:: Provided data ::
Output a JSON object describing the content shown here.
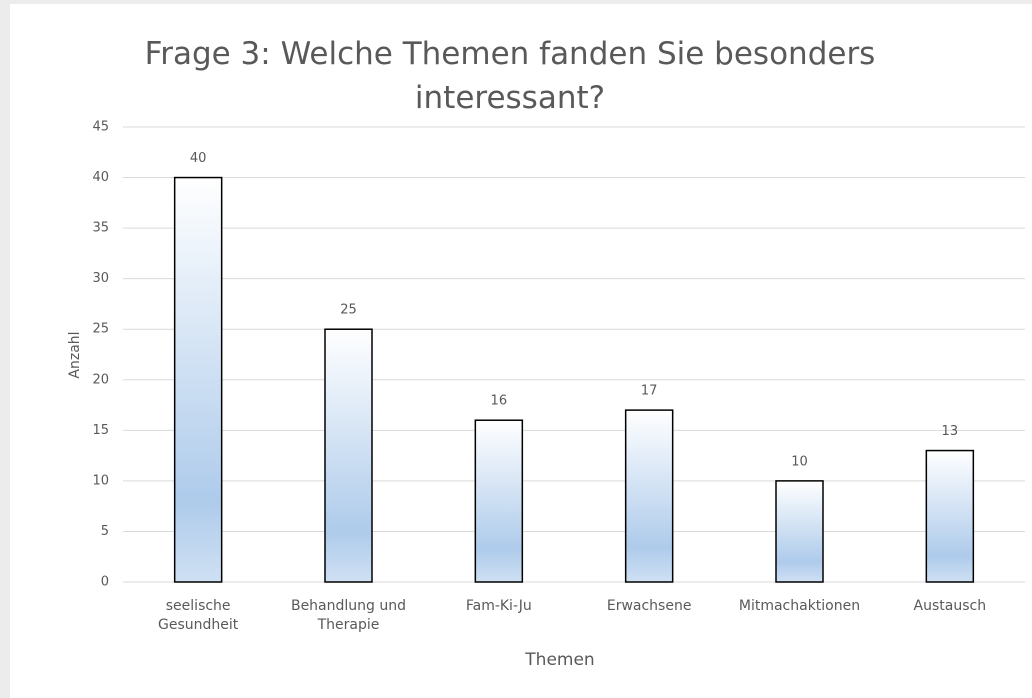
{
  "chart_data": {
    "type": "bar",
    "title": "Frage 3: Welche Themen fanden Sie besonders interessant?",
    "x_label": "Themen",
    "y_label": "Anzahl",
    "categories": [
      "seelische Gesundheit",
      "Behandlung und Therapie",
      "Fam-Ki-Ju",
      "Erwachsene",
      "Mitmachaktionen",
      "Austausch"
    ],
    "values": [
      40,
      25,
      16,
      17,
      10,
      13
    ],
    "color": "#aecbeb",
    "ylim": [
      0,
      45
    ],
    "yticks": [
      0,
      5,
      10,
      15,
      20,
      25,
      30,
      35,
      40,
      45
    ],
    "grid": true
  }
}
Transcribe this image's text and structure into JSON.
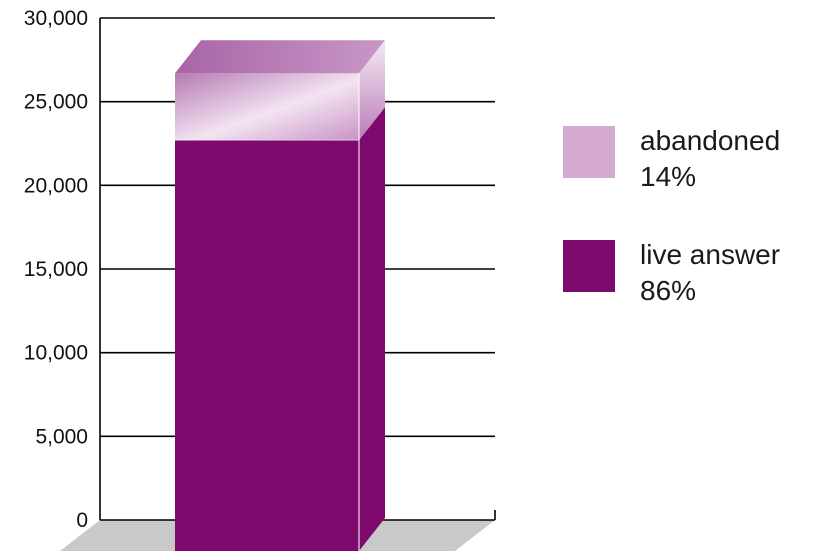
{
  "chart_data": {
    "type": "bar",
    "stacked": true,
    "three_d": true,
    "categories": [
      ""
    ],
    "series": [
      {
        "name": "live answer",
        "percent_label": "86%",
        "values": [
          22700
        ],
        "color": "#7d0a6c"
      },
      {
        "name": "abandoned",
        "percent_label": "14%",
        "values": [
          4000
        ],
        "color": "#d4a9d2"
      }
    ],
    "ylim": [
      0,
      30000
    ],
    "yticks": [
      0,
      5000,
      10000,
      15000,
      20000,
      25000,
      30000
    ],
    "ytick_labels": [
      "0",
      "5,000",
      "10,000",
      "15,000",
      "20,000",
      "25,000",
      "30,000"
    ],
    "grid": true,
    "legend_position": "right",
    "title": "",
    "xlabel": "",
    "ylabel": ""
  }
}
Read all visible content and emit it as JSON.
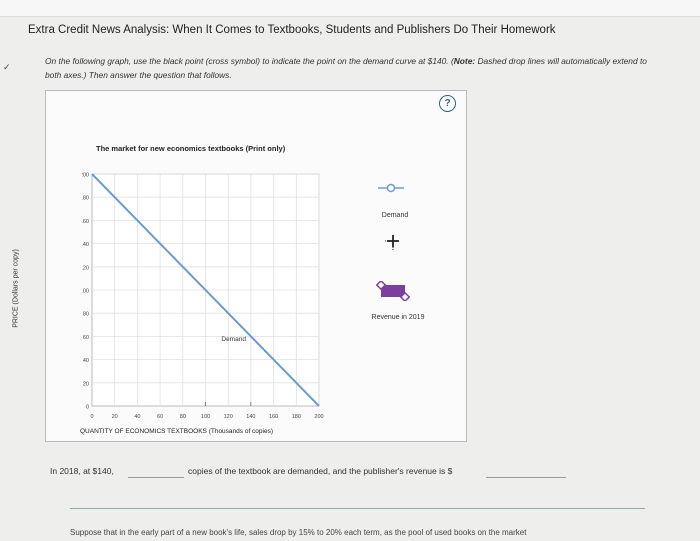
{
  "title": "Extra Credit News Analysis: When It Comes to Textbooks, Students and Publishers Do Their Homework",
  "instructions": {
    "main": "On the following graph, use the black point (cross symbol) to indicate the point on the demand curve at $140. (",
    "note_label": "Note:",
    "note": " Dashed drop lines will automatically extend to both axes.) Then answer the question that follows."
  },
  "help_label": "?",
  "chart_data": {
    "type": "line",
    "title": "The market for new economics textbooks (Print only)",
    "xlabel": "QUANTITY OF ECONOMICS TEXTBOOKS (Thousands of copies)",
    "ylabel": "PRICE (Dollars per copy)",
    "xlim": [
      0,
      200
    ],
    "ylim": [
      0,
      200
    ],
    "x_ticks": [
      0,
      20,
      40,
      60,
      80,
      100,
      120,
      140,
      160,
      180,
      200
    ],
    "y_ticks": [
      0,
      20,
      40,
      60,
      80,
      100,
      120,
      140,
      160,
      180,
      200
    ],
    "series": [
      {
        "name": "Demand",
        "x": [
          0,
          200
        ],
        "y": [
          200,
          0
        ],
        "color": "#6c9bd2"
      }
    ],
    "curve_label": "Demand",
    "legend": [
      {
        "name": "Demand",
        "symbol": "line-circle",
        "color": "#6c9bd2"
      },
      {
        "name": "",
        "symbol": "cross",
        "color": "#222222"
      },
      {
        "name": "Revenue in 2019",
        "symbol": "rectangle",
        "color": "#7b3fa0"
      }
    ],
    "grid": true
  },
  "question": {
    "prefix": "In 2018, at $140,",
    "middle": "copies of the textbook are demanded, and the publisher's revenue is $"
  },
  "next_text": "Suppose that in the early part of a new book's life, sales drop by 15% to 20% each term, as the pool of used books on the market"
}
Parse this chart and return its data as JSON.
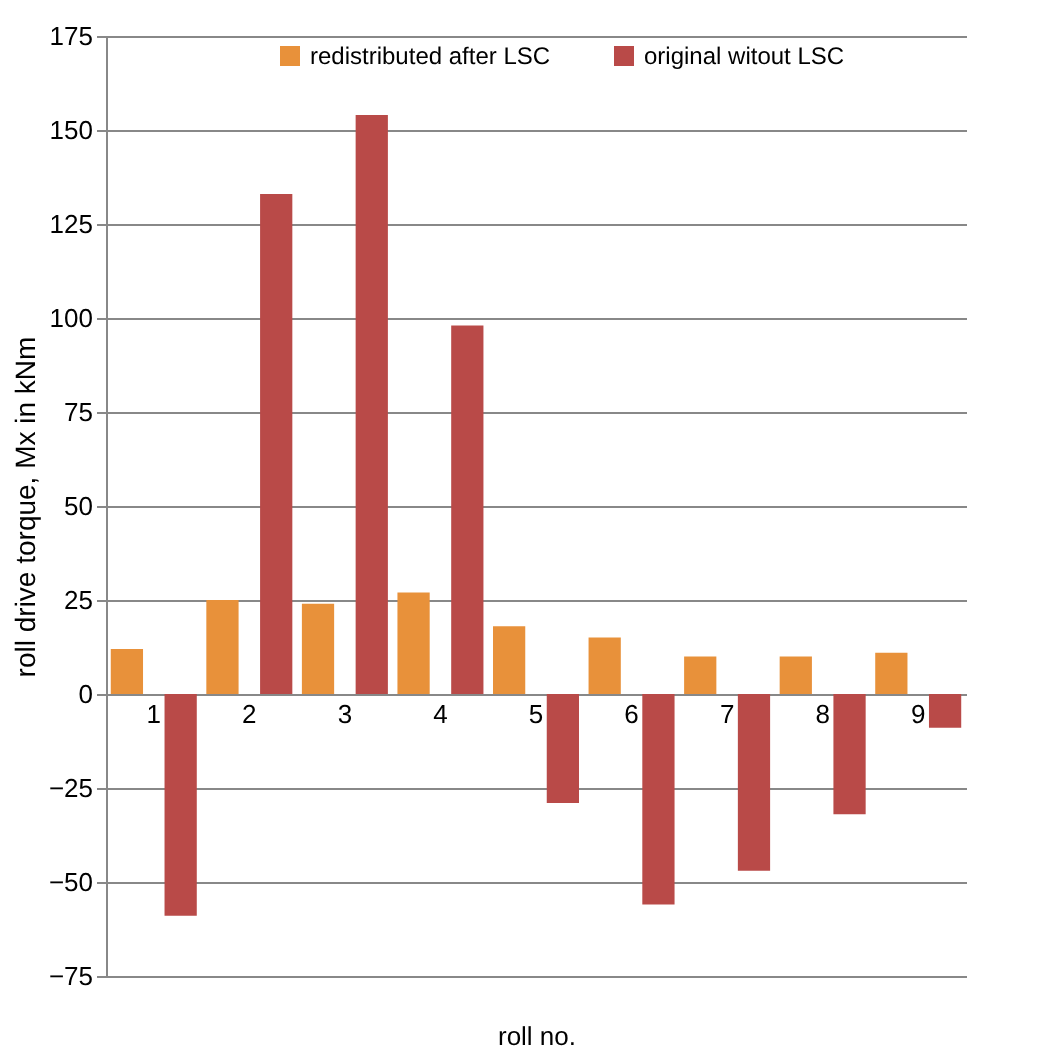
:::
▸ Exercise requirements: How many lines in these entries contain the string "Themen"? State the number and nothing more.

▸ Task solution: 2